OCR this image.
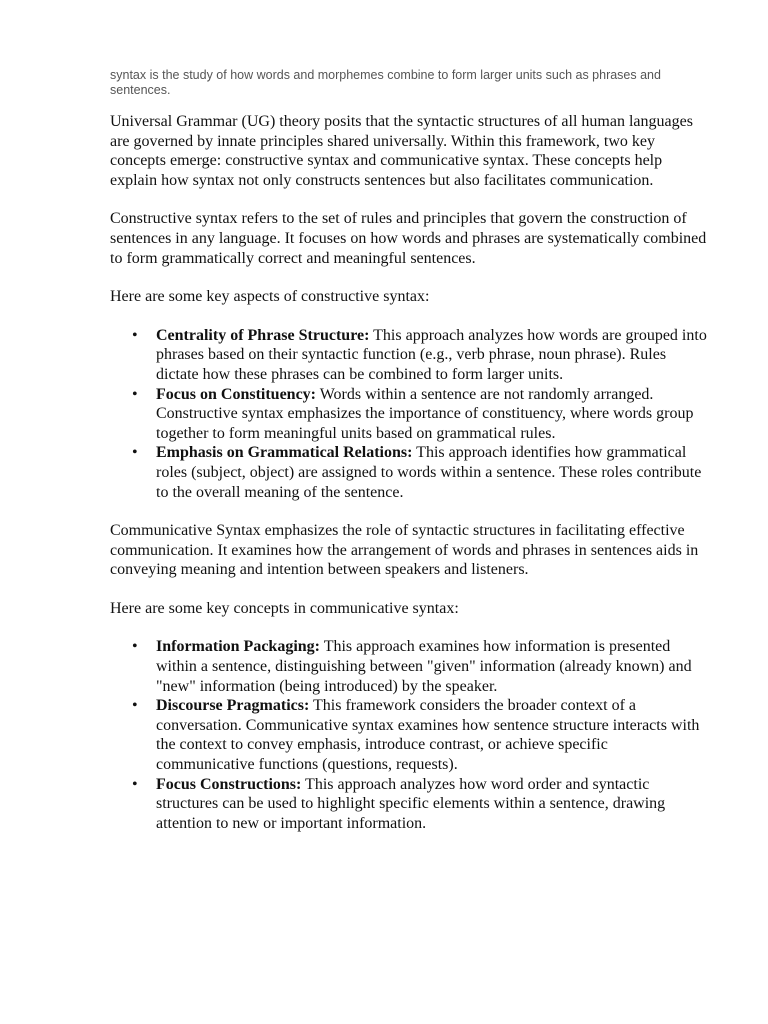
syntax is the study of how words and morphemes combine to form larger units such as phrases and sentences.

Universal Grammar (UG) theory posits that the syntactic structures of all human languages are governed by innate principles shared universally. Within this framework, two key concepts emerge: constructive syntax and communicative syntax. These concepts help explain how syntax not only constructs sentences but also facilitates communication.

Constructive syntax refers to the set of rules and principles that govern the construction of sentences in any language. It focuses on how words and phrases are systematically combined to form grammatically correct and meaningful sentences.

Here are some key aspects of constructive syntax:

• Centrality of Phrase Structure: This approach analyzes how words are grouped into phrases based on their syntactic function (e.g., verb phrase, noun phrase). Rules dictate how these phrases can be combined to form larger units.
• Focus on Constituency: Words within a sentence are not randomly arranged. Constructive syntax emphasizes the importance of constituency, where words group together to form meaningful units based on grammatical rules.
• Emphasis on Grammatical Relations: This approach identifies how grammatical roles (subject, object) are assigned to words within a sentence. These roles contribute to the overall meaning of the sentence.

Communicative Syntax emphasizes the role of syntactic structures in facilitating effective communication. It examines how the arrangement of words and phrases in sentences aids in conveying meaning and intention between speakers and listeners.

Here are some key concepts in communicative syntax:

• Information Packaging: This approach examines how information is presented within a sentence, distinguishing between "given" information (already known) and "new" information (being introduced) by the speaker.
• Discourse Pragmatics: This framework considers the broader context of a conversation. Communicative syntax examines how sentence structure interacts with the context to convey emphasis, introduce contrast, or achieve specific communicative functions (questions, requests).
• Focus Constructions: This approach analyzes how word order and syntactic structures can be used to highlight specific elements within a sentence, drawing attention to new or important information.
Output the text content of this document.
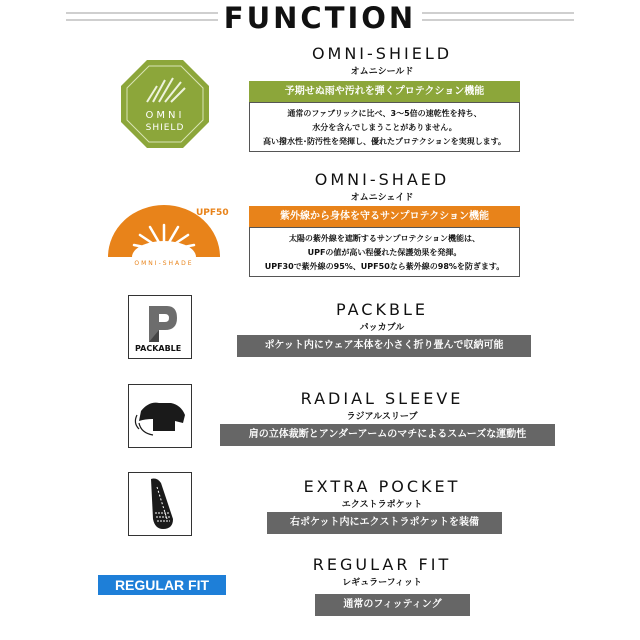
FUNCTION
OMNI
SHIELD
OMNI-SHIELD
オムニシールド
予期せぬ雨や汚れを弾くプロテクション機能
通常のファブリックに比べ、3～5倍の速乾性を持ち、
水分を含んでしまうことがありません。
高い撥水性･防汚性を発揮し、優れたプロテクションを実現します。
OMNI-SHADE
UPF50
OMNI-SHAED
オムニシェイド
紫外線から身体を守るサンプロテクション機能
太陽の紫外線を遮断するサンプロテクション機能は、
UPFの値が高い程優れた保護効果を発揮。
UPF30で紫外線の95%、UPF50なら紫外線の98%を防ぎます。
PACKABLE
PACKBLE
パッカブル
ポケット内にウェア本体を小さく折り畳んで収納可能
RADIAL SLEEVE
ラジアルスリーブ
肩の立体裁断とアンダーアームのマチによるスムーズな運動性
EXTRA POCKET
エクストラポケット
右ポケット内にエクストラポケットを装備
REGULAR FIT
REGULAR FIT
レギュラーフィット
通常のフィッティング
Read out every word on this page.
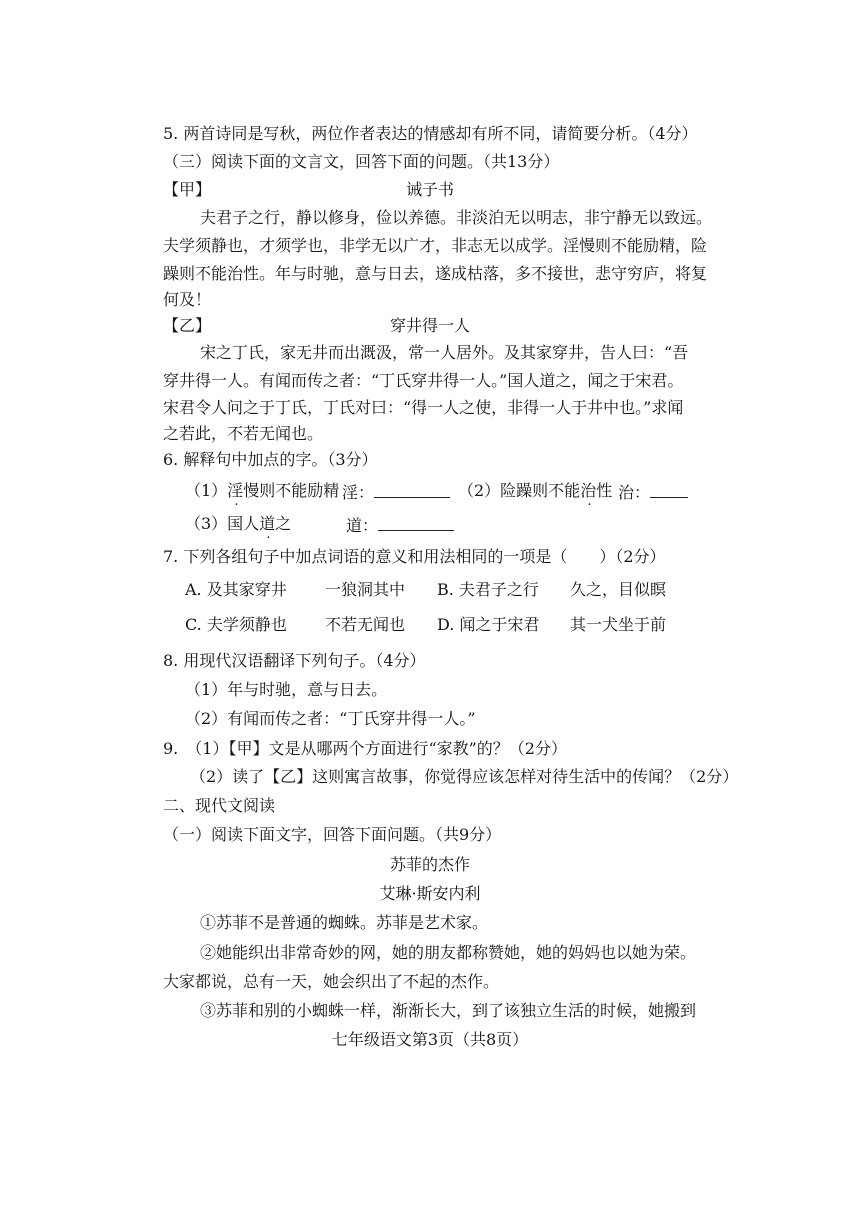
5. 两首诗同是写秋，两位作者表达的情感却有所不同，请简要分析。（4分）
（三）阅读下面的文言文，回答下面的问题。（共13分）
【甲】	诫子书
夫君子之行，静以修身，俭以养德。非淡泊无以明志，非宁静无以致远。
夫学须静也，才须学也，非学无以广才，非志无以成学。淫慢则不能励精，险
躁则不能治性。年与时驰，意与日去，遂成枯落，多不接世，悲守穷庐，将复
何及！
【乙】	穿井得一人
宋之丁氏，家无井而出溉汲，常一人居外。及其家穿井，告人曰：“吾
穿井得一人。有闻而传之者：“丁氏穿井得一人。”国人道之，闻之于宋君。
宋君令人问之于丁氏，丁氏对曰：“得一人之使，非得一人于井中也。”求闻
之若此，不若无闻也。
6. 解释句中加点的字。（3分）
（1）淫慢则不能励精 淫：	（2）险躁则不能治性 治：
（3）国人道之	道：
7. 下列各组句子中加点词语的意义和用法相同的一项是（　　）（2分）
A. 及其家穿井 一狼洞其中 B. 夫君子之行 久之，目似瞑
C. 夫学须静也 不若无闻也 D. 闻之于宋君 其一犬坐于前
8. 用现代汉语翻译下列句子。（4分）
（1）年与时驰，意与日去。
（2）有闻而传之者：“丁氏穿井得一人。”
9.　（1）【甲】文是从哪两个方面进行“家教”的？（2分）
（2）读了【乙】这则寓言故事，你觉得应该怎样对待生活中的传闻？（2分）
二、现代文阅读
（一）阅读下面文字，回答下面问题。（共9分）
苏菲的杰作
艾琳·斯安内利
①苏菲不是普通的蜘蛛。苏菲是艺术家。
②她能织出非常奇妙的网，她的朋友都称赞她，她的妈妈也以她为荣。
大家都说，总有一天，她会织出了不起的杰作。
③苏菲和别的小蜘蛛一样，渐渐长大，到了该独立生活的时候，她搬到
七年级语文第3页（共8页）
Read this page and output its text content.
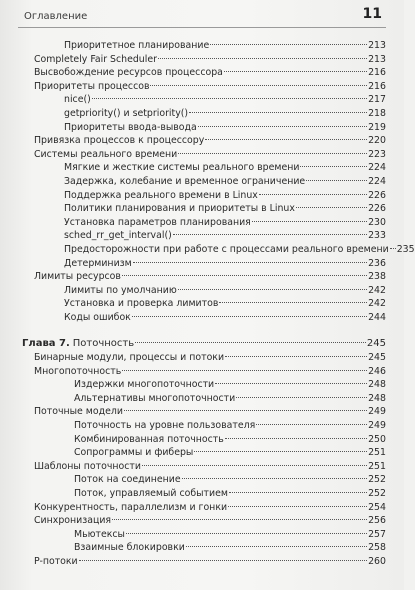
Оглавление	11
Приоритетное планирование	213
Completely Fair Scheduler	213
Высвобождение ресурсов процессора	216
Приоритеты процессов	216
nice()	217
getpriority() и setpriority()	218
Приоритеты ввода-вывода	219
Привязка процессов к процессору	220
Системы реального времени	223
Мягкие и жесткие системы реального времени	224
Задержка, колебание и временное ограничение	224
Поддержка реального времени в Linux	226
Политики планирования и приоритеты в Linux	226
Установка параметров планирования	230
sched_rr_get_interval()	233
Предосторожности при работе с процессами реального времени 235
Детерминизм	236
Лимиты ресурсов	238
Лимиты по умолчанию	242
Установка и проверка лимитов	242
Коды ошибок	244
Глава 7. Поточность	245
Бинарные модули, процессы и потоки	245
Многопоточность	246
Издержки многопоточности	248
Альтернативы многопоточности	248
Поточные модели	249
Поточность на уровне пользователя	249
Комбинированная поточность	250
Сопрограммы и фиберы	251
Шаблоны поточности	251
Поток на соединение	252
Поток, управляемый событием	252
Конкурентность, параллелизм и гонки	254
Синхронизация	256
Мьютексы	257
Взаимные блокировки	258
P-потоки	260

┄┄┄┄┄┄┄┄┄┄┄┄┄┄┄┄┄┄┄┄

-- What you have to do --
Say how many lines hold the word "page", giving the number and nothing else.

-- Answer for the task --
2